** Start THE INPUT **

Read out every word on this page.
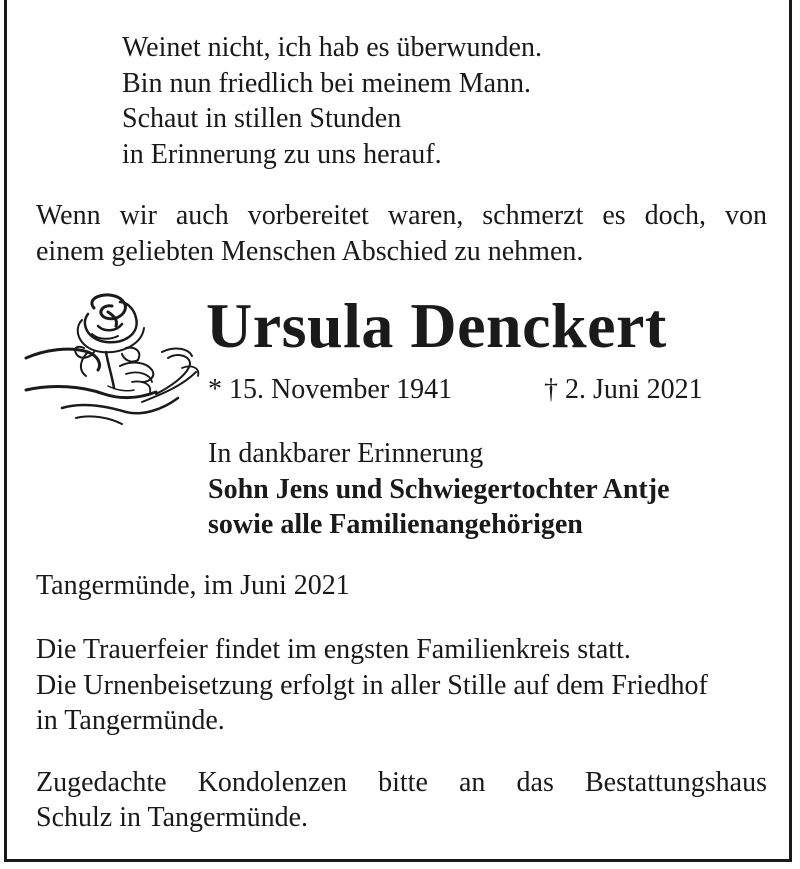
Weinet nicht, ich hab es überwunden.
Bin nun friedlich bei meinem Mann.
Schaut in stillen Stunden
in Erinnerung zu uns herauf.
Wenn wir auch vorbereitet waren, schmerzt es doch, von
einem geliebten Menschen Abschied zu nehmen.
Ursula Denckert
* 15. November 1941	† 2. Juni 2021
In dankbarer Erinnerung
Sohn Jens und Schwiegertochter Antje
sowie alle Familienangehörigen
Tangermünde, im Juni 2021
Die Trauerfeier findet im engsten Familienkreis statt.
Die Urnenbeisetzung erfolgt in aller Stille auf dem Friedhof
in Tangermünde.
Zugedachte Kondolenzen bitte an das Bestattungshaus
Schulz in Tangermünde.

** End THE INPUT **
** Start THE INPUT **

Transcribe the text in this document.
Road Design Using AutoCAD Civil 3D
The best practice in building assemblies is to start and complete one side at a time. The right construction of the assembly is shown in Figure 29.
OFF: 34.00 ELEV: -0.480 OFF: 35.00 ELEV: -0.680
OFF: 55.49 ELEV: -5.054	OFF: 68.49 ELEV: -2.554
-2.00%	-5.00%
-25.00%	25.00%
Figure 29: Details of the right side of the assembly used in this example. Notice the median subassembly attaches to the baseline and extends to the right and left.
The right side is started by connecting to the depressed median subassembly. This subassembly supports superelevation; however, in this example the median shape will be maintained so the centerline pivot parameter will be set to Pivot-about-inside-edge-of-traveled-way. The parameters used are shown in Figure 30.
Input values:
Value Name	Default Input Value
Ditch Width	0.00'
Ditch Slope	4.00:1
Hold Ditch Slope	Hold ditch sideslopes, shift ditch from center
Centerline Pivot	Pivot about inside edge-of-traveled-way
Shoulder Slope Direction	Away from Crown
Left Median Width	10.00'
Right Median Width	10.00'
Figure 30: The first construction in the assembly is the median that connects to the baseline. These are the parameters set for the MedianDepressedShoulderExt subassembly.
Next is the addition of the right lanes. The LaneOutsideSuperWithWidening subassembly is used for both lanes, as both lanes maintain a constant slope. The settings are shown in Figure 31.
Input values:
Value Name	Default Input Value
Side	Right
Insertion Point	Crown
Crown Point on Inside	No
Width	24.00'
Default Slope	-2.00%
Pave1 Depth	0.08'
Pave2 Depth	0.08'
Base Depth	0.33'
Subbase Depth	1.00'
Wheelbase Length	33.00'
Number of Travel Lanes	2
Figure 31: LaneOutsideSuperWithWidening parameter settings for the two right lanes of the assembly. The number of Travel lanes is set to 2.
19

** End THE INPUT **

- _EXERCISE GOAL_
Look through the entries above and count each line holding "Tangermünde"; report the count alone.

- _TASK RESULT_
3